Labeled box records:
◇ ◇ ◇ ◇ ◇ ◇ ◇
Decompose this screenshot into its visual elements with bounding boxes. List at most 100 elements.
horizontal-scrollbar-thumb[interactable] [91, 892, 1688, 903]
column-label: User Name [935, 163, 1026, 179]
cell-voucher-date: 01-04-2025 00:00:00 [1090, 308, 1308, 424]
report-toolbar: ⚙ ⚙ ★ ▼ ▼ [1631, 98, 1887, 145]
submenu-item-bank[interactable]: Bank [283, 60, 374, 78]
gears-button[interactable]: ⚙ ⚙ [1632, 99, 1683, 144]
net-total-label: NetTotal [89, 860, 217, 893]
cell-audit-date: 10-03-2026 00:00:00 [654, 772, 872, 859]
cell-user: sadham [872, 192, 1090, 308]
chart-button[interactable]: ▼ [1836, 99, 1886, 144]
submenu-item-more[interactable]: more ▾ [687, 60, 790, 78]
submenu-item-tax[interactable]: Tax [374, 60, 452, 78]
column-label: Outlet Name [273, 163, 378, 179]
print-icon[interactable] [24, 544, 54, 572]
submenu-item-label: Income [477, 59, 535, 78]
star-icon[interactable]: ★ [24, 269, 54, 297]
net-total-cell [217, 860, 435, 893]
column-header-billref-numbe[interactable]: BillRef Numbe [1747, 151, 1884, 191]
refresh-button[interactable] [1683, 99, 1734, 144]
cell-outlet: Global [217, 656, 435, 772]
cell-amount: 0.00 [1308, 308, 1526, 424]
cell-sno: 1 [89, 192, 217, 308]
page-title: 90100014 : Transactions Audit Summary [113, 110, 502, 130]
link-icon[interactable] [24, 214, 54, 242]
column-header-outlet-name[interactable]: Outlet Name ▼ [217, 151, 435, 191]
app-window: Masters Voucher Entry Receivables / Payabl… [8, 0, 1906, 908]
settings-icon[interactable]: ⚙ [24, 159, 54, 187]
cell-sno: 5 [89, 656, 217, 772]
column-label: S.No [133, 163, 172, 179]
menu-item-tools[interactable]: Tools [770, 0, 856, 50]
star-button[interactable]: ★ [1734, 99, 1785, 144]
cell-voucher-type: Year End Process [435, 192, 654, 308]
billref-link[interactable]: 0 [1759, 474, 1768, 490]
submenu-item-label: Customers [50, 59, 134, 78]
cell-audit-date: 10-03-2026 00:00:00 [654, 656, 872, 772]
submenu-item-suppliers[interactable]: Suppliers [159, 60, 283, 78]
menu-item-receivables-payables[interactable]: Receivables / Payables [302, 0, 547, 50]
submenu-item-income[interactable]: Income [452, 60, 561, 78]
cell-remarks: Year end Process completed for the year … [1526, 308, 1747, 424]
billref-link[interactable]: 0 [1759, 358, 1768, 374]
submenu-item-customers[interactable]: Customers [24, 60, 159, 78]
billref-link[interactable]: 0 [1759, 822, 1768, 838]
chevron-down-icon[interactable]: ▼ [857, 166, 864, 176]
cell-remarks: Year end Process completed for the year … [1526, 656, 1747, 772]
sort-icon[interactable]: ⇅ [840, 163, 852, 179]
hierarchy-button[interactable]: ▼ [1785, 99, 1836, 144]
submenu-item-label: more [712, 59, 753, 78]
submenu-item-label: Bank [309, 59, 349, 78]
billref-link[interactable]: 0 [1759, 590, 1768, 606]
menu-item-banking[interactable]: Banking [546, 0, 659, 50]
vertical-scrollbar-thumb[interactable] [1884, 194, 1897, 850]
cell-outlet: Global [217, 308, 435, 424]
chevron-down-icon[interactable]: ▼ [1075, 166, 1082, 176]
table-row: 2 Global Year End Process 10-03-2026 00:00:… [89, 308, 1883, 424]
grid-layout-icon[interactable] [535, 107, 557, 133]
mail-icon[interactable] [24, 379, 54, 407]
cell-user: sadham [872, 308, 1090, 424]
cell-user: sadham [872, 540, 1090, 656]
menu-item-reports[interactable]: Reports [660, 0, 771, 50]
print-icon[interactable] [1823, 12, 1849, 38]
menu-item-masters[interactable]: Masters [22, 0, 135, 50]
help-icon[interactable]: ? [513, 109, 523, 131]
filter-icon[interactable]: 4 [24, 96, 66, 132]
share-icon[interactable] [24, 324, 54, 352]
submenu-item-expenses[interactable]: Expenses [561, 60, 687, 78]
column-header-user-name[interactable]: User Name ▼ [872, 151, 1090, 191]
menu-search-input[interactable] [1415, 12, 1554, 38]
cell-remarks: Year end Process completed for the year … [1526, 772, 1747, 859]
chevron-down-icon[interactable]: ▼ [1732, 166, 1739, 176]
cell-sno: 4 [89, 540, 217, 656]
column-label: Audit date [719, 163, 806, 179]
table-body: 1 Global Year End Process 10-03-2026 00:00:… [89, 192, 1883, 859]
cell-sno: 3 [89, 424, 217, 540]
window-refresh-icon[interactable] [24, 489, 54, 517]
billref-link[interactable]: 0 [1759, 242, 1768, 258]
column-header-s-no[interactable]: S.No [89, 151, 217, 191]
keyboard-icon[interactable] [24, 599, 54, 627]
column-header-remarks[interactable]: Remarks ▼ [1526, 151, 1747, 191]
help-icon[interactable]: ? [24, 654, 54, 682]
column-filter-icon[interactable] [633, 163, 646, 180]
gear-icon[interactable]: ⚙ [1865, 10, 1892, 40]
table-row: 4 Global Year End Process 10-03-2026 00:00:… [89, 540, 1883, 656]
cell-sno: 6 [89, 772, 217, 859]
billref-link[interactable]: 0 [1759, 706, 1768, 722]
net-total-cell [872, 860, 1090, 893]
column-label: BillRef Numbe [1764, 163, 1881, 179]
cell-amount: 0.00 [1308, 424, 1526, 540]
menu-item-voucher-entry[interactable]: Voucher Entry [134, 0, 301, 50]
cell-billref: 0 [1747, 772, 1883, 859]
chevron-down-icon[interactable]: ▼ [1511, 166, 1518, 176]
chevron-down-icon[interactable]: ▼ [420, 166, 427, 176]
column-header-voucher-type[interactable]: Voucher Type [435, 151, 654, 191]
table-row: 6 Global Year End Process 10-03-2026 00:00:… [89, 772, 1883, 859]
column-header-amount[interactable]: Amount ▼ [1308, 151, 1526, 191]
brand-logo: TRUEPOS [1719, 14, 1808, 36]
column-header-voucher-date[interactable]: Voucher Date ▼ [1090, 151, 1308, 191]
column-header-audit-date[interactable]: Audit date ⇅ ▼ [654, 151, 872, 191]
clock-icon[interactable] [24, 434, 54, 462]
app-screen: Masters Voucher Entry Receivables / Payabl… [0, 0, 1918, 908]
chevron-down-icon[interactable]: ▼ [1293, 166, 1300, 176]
◇ ◇ ◇ ◇ ◇ ◇ ◇
- EXERCISE DETAILS: Could you return everything from the start of the records down to the line containing "gears-button[interactable]: ⚙ ⚙", including that line, reproduced without any changes?

- SOLUTION:
Decompose this screenshot into its visual elements with bounding boxes. List at most 100 elements.
horizontal-scrollbar-thumb[interactable] [91, 892, 1688, 903]
column-label: User Name [935, 163, 1026, 179]
cell-voucher-date: 01-04-2025 00:00:00 [1090, 308, 1308, 424]
report-toolbar: ⚙ ⚙ ★ ▼ ▼ [1631, 98, 1887, 145]
submenu-item-bank[interactable]: Bank [283, 60, 374, 78]
gears-button[interactable]: ⚙ ⚙ [1632, 99, 1683, 144]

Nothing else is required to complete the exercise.